How to extend lifetime of legacy PHP applications
PHP is evolving steadily. Every year, there is a major new release containing new features, performance improvements, a fair share of deprecations, and even syntax changes. PHP core developers maintain the two latest PHP versions with active bug fixes and security fixes, followed by security fixes. This effectively means that each major PHP version will be supported at most for three years, and existing PHP applications are forced to upgrade.

---

EXERCISE REQUIREMENTS ::
- A) List everything that the article on legacy PHP applications says a yearly major PHP release contains.
- B) Continue the article on legacy PHP applications from its final sentence.

Document layout analysis data ::
---

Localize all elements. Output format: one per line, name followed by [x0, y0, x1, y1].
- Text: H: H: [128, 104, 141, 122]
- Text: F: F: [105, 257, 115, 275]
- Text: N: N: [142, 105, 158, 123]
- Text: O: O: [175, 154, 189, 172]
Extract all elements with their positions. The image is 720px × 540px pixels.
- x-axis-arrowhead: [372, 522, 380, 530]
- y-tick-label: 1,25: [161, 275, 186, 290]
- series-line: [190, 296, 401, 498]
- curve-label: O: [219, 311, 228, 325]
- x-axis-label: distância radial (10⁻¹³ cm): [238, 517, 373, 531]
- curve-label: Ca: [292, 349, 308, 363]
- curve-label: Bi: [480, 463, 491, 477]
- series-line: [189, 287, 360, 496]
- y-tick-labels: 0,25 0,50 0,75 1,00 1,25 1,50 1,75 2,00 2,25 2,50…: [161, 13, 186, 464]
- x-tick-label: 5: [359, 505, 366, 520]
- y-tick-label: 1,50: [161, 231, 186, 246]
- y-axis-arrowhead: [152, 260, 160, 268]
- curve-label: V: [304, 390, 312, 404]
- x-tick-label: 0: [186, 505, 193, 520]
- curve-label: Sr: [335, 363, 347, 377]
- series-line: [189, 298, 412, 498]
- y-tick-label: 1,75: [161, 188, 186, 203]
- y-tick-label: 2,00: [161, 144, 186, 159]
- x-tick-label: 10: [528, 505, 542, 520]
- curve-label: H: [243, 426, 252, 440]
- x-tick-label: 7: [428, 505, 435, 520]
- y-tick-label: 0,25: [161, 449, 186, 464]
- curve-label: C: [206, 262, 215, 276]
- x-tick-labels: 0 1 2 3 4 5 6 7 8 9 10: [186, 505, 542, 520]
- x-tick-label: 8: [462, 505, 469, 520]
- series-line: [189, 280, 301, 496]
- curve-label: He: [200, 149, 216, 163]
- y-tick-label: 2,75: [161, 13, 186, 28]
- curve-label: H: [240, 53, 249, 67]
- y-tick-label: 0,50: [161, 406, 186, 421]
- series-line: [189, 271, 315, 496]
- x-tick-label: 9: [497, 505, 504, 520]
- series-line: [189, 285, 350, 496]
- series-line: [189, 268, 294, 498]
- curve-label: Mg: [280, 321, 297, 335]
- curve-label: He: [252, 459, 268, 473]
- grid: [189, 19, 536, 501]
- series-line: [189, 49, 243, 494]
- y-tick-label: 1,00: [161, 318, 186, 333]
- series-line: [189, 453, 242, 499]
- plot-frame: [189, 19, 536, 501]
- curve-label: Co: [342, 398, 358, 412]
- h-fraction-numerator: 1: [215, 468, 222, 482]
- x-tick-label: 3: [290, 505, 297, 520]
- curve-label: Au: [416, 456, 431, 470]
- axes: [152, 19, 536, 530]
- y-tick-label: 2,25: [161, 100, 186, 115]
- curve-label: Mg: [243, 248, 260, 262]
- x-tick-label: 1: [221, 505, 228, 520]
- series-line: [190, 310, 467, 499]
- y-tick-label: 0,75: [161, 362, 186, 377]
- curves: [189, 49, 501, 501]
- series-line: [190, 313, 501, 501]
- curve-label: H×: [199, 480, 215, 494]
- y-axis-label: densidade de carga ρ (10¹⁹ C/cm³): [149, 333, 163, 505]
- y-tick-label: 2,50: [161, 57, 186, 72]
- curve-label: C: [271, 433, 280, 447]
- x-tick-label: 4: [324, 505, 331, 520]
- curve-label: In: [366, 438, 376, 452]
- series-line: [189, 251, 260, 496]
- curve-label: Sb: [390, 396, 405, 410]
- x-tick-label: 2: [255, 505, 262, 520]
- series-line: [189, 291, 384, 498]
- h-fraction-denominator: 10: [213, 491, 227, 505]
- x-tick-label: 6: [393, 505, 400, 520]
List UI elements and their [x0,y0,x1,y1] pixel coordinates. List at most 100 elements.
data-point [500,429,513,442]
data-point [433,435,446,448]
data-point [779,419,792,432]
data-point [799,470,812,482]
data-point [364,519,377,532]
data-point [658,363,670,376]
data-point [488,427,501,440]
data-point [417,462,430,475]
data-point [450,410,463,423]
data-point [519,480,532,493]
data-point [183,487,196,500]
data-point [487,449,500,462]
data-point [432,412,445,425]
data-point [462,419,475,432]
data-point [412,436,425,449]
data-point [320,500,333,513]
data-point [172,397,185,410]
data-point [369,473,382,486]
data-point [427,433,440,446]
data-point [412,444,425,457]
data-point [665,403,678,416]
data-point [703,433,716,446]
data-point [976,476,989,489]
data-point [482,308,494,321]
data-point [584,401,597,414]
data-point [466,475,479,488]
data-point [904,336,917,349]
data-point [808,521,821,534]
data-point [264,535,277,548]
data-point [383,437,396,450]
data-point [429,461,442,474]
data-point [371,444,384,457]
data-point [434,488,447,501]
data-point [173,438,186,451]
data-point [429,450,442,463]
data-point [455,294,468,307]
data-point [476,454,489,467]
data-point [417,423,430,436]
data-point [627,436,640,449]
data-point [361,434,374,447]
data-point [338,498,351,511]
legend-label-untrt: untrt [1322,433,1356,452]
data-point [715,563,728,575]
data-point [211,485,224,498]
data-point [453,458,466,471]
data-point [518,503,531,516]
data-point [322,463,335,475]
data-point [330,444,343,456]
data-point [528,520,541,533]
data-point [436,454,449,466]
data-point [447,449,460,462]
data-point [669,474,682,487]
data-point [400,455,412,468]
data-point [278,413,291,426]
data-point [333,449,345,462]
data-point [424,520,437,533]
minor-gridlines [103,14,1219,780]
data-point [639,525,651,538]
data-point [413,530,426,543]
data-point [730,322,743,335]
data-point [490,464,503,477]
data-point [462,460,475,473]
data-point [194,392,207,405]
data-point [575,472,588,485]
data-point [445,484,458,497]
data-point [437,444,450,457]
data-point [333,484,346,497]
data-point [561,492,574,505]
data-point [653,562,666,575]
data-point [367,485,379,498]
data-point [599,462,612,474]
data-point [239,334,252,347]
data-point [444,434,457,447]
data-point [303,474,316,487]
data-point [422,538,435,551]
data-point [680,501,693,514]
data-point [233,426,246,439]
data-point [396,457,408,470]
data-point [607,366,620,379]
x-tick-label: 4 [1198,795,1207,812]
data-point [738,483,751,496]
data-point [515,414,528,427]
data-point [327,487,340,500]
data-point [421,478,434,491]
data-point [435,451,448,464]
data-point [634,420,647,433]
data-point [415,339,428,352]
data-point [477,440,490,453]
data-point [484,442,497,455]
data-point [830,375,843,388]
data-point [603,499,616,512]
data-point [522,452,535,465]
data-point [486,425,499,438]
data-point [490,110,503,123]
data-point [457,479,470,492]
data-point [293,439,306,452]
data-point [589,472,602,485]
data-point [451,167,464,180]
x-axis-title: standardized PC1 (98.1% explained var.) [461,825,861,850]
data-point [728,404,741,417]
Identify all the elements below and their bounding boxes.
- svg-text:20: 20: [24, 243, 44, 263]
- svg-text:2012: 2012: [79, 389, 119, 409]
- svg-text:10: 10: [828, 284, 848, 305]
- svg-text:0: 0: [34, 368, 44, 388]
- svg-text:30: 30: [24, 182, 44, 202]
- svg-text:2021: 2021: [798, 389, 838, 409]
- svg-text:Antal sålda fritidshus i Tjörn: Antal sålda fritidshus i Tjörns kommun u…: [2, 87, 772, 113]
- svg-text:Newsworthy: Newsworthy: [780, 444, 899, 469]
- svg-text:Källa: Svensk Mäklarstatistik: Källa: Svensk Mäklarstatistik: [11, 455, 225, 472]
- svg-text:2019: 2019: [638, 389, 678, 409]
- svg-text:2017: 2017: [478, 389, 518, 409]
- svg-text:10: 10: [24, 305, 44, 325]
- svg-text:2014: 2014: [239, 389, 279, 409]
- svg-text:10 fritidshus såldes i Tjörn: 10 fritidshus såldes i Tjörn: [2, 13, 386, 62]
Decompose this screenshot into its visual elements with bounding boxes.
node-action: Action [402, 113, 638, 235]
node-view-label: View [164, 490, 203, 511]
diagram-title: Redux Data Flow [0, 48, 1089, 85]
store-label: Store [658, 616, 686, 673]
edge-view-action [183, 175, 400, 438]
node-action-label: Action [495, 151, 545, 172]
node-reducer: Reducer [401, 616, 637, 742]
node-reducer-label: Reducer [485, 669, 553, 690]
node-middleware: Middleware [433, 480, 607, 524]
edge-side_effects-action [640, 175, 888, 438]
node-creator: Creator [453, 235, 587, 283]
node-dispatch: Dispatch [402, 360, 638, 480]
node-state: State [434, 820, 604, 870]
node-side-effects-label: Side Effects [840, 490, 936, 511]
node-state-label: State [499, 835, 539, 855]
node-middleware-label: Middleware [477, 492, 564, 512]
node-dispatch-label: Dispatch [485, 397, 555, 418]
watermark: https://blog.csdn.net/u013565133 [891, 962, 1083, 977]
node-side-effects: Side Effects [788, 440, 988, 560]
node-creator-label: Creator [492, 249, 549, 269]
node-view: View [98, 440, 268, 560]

---

ANSWERS ::
- A)
- New features
- Performance improvements
- A fair share of deprecations
- Syntax changes

- B)
While updating existing PHP applications is the ideal and recommended approach, inevitably, there are some applications/websites that cannot justify the human, political, and financial cost of the update. This is especially the case for legacy PHP applications that run on PHP 5 series or PHP 7 series. WordPress.org, for example, reports that only 16% of the reported WordPress sites run on a PHP version supported by the PHP core developers. Updating a PHP application to be compatible with the latest PHP version is on a wide spectrum of difficulties. This can range from requiring no or little changes to what feels like a complete rewrite. PHP applications that were developed over a decade ago pose the biggest challenge because they tend to use PHP extensions that are no longer supported, have no type support, and often have no automated tests to verify the changes either. Tools such as Rector can automate some, if not most, of the changes necessary, but extremely old PHP versions tend to require a lot of manual code updates.